(Data rows):
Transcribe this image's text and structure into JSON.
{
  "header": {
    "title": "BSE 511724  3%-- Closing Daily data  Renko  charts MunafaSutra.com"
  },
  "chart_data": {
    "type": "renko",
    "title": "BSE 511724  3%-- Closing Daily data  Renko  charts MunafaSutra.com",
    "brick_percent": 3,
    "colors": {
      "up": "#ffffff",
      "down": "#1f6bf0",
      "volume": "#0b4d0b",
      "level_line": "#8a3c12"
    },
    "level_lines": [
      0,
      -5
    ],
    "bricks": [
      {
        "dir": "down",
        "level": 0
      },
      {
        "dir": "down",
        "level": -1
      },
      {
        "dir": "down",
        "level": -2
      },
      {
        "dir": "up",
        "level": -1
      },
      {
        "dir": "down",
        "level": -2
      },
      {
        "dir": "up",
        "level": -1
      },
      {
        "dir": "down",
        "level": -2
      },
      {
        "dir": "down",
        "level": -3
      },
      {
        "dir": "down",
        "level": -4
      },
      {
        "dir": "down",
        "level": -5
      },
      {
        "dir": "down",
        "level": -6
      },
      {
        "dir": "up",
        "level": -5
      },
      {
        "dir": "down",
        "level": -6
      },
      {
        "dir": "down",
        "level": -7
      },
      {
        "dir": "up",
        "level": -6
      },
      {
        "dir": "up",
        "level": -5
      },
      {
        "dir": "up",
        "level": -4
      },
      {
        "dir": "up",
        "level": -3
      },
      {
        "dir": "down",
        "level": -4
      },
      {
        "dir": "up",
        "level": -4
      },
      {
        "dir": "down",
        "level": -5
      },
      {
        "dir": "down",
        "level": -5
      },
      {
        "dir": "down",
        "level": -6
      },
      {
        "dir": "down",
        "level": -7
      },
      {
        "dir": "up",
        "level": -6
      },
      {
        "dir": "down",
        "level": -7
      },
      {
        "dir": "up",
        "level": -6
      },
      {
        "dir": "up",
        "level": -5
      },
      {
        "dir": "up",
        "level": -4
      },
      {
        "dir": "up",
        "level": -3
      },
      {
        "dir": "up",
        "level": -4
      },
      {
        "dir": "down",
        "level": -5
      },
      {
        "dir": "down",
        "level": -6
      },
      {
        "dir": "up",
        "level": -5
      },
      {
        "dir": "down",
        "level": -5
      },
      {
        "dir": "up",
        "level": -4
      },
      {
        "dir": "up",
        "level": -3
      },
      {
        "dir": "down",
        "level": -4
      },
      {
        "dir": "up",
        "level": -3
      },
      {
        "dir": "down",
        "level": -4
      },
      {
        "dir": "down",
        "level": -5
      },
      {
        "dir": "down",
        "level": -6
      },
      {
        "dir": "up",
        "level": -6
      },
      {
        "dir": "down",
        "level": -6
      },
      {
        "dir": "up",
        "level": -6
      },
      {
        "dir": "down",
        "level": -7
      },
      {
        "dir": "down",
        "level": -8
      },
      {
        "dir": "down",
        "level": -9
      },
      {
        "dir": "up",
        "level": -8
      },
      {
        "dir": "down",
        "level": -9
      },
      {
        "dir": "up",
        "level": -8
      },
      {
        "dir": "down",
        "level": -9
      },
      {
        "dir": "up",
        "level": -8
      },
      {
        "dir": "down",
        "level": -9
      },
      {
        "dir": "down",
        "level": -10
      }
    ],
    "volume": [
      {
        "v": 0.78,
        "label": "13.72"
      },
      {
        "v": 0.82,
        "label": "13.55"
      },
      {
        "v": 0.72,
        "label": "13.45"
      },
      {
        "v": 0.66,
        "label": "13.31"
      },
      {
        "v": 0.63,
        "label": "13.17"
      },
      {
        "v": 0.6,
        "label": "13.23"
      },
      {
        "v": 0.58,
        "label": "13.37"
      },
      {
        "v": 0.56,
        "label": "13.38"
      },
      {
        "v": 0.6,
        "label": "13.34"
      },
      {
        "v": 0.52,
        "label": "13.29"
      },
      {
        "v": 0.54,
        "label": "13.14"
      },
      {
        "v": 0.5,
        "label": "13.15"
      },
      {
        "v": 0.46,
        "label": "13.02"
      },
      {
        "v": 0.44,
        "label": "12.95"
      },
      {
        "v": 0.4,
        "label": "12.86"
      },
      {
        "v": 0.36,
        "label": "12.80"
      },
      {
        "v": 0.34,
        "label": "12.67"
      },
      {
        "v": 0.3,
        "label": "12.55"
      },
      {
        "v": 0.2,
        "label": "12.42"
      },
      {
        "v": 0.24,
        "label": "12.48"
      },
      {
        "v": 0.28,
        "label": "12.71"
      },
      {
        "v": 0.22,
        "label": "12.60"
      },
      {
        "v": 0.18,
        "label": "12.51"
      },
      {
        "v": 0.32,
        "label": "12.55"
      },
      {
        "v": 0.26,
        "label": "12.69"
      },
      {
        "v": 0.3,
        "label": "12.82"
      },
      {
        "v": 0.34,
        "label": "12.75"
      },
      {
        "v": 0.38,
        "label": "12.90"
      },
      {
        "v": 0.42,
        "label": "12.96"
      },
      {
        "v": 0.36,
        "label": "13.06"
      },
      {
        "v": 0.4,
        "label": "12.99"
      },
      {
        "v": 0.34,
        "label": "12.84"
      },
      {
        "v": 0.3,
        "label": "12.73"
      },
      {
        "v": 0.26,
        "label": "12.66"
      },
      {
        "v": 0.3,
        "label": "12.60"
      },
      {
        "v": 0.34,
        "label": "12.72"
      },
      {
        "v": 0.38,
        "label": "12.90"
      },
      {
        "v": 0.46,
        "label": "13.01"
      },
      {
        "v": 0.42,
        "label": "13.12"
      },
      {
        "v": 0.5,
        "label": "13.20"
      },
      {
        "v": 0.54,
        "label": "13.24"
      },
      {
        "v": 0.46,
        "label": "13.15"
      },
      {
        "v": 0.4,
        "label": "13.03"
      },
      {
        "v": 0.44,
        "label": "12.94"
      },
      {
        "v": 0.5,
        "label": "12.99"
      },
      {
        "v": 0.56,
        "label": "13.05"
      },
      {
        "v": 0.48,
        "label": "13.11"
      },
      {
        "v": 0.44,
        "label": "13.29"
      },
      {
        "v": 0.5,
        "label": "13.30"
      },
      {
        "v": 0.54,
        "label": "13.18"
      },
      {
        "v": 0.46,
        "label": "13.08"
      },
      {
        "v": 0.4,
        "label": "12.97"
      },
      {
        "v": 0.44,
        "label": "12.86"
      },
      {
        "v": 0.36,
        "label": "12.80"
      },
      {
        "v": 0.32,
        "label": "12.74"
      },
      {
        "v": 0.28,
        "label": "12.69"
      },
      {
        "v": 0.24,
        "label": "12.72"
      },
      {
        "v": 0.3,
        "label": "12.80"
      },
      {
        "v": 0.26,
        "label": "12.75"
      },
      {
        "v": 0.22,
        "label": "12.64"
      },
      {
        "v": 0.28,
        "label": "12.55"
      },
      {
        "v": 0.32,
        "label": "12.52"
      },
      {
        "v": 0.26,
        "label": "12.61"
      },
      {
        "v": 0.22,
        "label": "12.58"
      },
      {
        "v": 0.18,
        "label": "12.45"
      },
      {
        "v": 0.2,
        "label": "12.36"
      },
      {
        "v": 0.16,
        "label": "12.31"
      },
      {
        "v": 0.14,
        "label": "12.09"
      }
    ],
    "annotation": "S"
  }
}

(Given instruction):
Give the records above again, word for word.

(Response to the exercise):
Transcribe this image's text and structure into JSON.
{
  "header": {
    "title": "BSE 511724  3%-- Closing Daily data  Renko  charts MunafaSutra.com"
  },
  "chart_data": {
    "type": "renko",
    "title": "BSE 511724  3%-- Closing Daily data  Renko  charts MunafaSutra.com",
    "brick_percent": 3,
    "colors": {
      "up": "#ffffff",
      "down": "#1f6bf0",
      "volume": "#0b4d0b",
      "level_line": "#8a3c12"
    },
    "level_lines": [
      0,
      -5
    ],
    "bricks": [
      {
        "dir": "down",
        "level": 0
      },
      {
        "dir": "down",
        "level": -1
      },
      {
        "dir": "down",
        "level": -2
      },
      {
        "dir": "up",
        "level": -1
      },
      {
        "dir": "down",
        "level": -2
      },
      {
        "dir": "up",
        "level": -1
      },
      {
        "dir": "down",
        "level": -2
      },
      {
        "dir": "down",
        "level": -3
      },
      {
        "dir": "down",
        "level": -4
      },
      {
        "dir": "down",
        "level": -5
      },
      {
        "dir": "down",
        "level": -6
      },
      {
        "dir": "up",
        "level": -5
      },
      {
        "dir": "down",
        "level": -6
      },
      {
        "dir": "down",
        "level": -7
      },
      {
        "dir": "up",
        "level": -6
      },
      {
        "dir": "up",
        "level": -5
      },
      {
        "dir": "up",
        "level": -4
      },
      {
        "dir": "up",
        "level": -3
      },
      {
        "dir": "down",
        "level": -4
      },
      {
        "dir": "up",
        "level": -4
      },
      {
        "dir": "down",
        "level": -5
      },
      {
        "dir": "down",
        "level": -5
      },
      {
        "dir": "down",
        "level": -6
      },
      {
        "dir": "down",
        "level": -7
      },
      {
        "dir": "up",
        "level": -6
      },
      {
        "dir": "down",
        "level": -7
      },
      {
        "dir": "up",
        "level": -6
      },
      {
        "dir": "up",
        "level": -5
      },
      {
        "dir": "up",
        "level": -4
      },
      {
        "dir": "up",
        "level": -3
      },
      {
        "dir": "up",
        "level": -4
      },
      {
        "dir": "down",
        "level": -5
      },
      {
        "dir": "down",
        "level": -6
      },
      {
        "dir": "up",
        "level": -5
      },
      {
        "dir": "down",
        "level": -5
      },
      {
        "dir": "up",
        "level": -4
      },
      {
        "dir": "up",
        "level": -3
      },
      {
        "dir": "down",
        "level": -4
      },
      {
        "dir": "up",
        "level": -3
      },
      {
        "dir": "down",
        "level": -4
      },
      {
        "dir": "down",
        "level": -5
      },
      {
        "dir": "down",
        "level": -6
      },
      {
        "dir": "up",
        "level": -6
      },
      {
        "dir": "down",
        "level": -6
      },
      {
        "dir": "up",
        "level": -6
      },
      {
        "dir": "down",
        "level": -7
      },
      {
        "dir": "down",
        "level": -8
      },
      {
        "dir": "down",
        "level": -9
      },
      {
        "dir": "up",
        "level": -8
      },
      {
        "dir": "down",
        "level": -9
      },
      {
        "dir": "up",
        "level": -8
      },
      {
        "dir": "down",
        "level": -9
      },
      {
        "dir": "up",
        "level": -8
      },
      {
        "dir": "down",
        "level": -9
      },
      {
        "dir": "down",
        "level": -10
      }
    ],
    "volume": [
      {
        "v": 0.78,
        "label": "13.72"
      },
      {
        "v": 0.82,
        "label": "13.55"
      },
      {
        "v": 0.72,
        "label": "13.45"
      },
      {
        "v": 0.66,
        "label": "13.31"
      },
      {
        "v": 0.63,
        "label": "13.17"
      },
      {
        "v": 0.6,
        "label": "13.23"
      },
      {
        "v": 0.58,
        "label": "13.37"
      },
      {
        "v": 0.56,
        "label": "13.38"
      },
      {
        "v": 0.6,
        "label": "13.34"
      },
      {
        "v": 0.52,
        "label": "13.29"
      },
      {
        "v": 0.54,
        "label": "13.14"
      },
      {
        "v": 0.5,
        "label": "13.15"
      },
      {
        "v": 0.46,
        "label": "13.02"
      },
      {
        "v": 0.44,
        "label": "12.95"
      },
      {
        "v": 0.4,
        "label": "12.86"
      },
      {
        "v": 0.36,
        "label": "12.80"
      },
      {
        "v": 0.34,
        "label": "12.67"
      },
      {
        "v": 0.3,
        "label": "12.55"
      },
      {
        "v": 0.2,
        "label": "12.42"
      },
      {
        "v": 0.24,
        "label": "12.48"
      },
      {
        "v": 0.28,
        "label": "12.71"
      },
      {
        "v": 0.22,
        "label": "12.60"
      },
      {
        "v": 0.18,
        "label": "12.51"
      },
      {
        "v": 0.32,
        "label": "12.55"
      },
      {
        "v": 0.26,
        "label": "12.69"
      },
      {
        "v": 0.3,
        "label": "12.82"
      },
      {
        "v": 0.34,
        "label": "12.75"
      },
      {
        "v": 0.38,
        "label": "12.90"
      },
      {
        "v": 0.42,
        "label": "12.96"
      },
      {
        "v": 0.36,
        "label": "13.06"
      },
      {
        "v": 0.4,
        "label": "12.99"
      },
      {
        "v": 0.34,
        "label": "12.84"
      },
      {
        "v": 0.3,
        "label": "12.73"
      },
      {
        "v": 0.26,
        "label": "12.66"
      },
      {
        "v": 0.3,
        "label": "12.60"
      },
      {
        "v": 0.34,
        "label": "12.72"
      },
      {
        "v": 0.38,
        "label": "12.90"
      },
      {
        "v": 0.46,
        "label": "13.01"
      },
      {
        "v": 0.42,
        "label": "13.12"
      },
      {
        "v": 0.5,
        "label": "13.20"
      },
      {
        "v": 0.54,
        "label": "13.24"
      },
      {
        "v": 0.46,
        "label": "13.15"
      },
      {
        "v": 0.4,
        "label": "13.03"
      },
      {
        "v": 0.44,
        "label": "12.94"
      },
      {
        "v": 0.5,
        "label": "12.99"
      },
      {
        "v": 0.56,
        "label": "13.05"
      },
      {
        "v": 0.48,
        "label": "13.11"
      },
      {
        "v": 0.44,
        "label": "13.29"
      },
      {
        "v": 0.5,
        "label": "13.30"
      },
      {
        "v": 0.54,
        "label": "13.18"
      },
      {
        "v": 0.46,
        "label": "13.08"
      },
      {
        "v": 0.4,
        "label": "12.97"
      },
      {
        "v": 0.44,
        "label": "12.86"
      },
      {
        "v": 0.36,
        "label": "12.80"
      },
      {
        "v": 0.32,
        "label": "12.74"
      },
      {
        "v": 0.28,
        "label": "12.69"
      },
      {
        "v": 0.24,
        "label": "12.72"
      },
      {
        "v": 0.3,
        "label": "12.80"
      },
      {
        "v": 0.26,
        "label": "12.75"
      },
      {
        "v": 0.22,
        "label": "12.64"
      },
      {
        "v": 0.28,
        "label": "12.55"
      },
      {
        "v": 0.32,
        "label": "12.52"
      },
      {
        "v": 0.26,
        "label": "12.61"
      },
      {
        "v": 0.22,
        "label": "12.58"
      },
      {
        "v": 0.18,
        "label": "12.45"
      },
      {
        "v": 0.2,
        "label": "12.36"
      },
      {
        "v": 0.16,
        "label": "12.31"
      },
      {
        "v": 0.14,
        "label": "12.09"
      }
    ],
    "annotation": "S"
  }
}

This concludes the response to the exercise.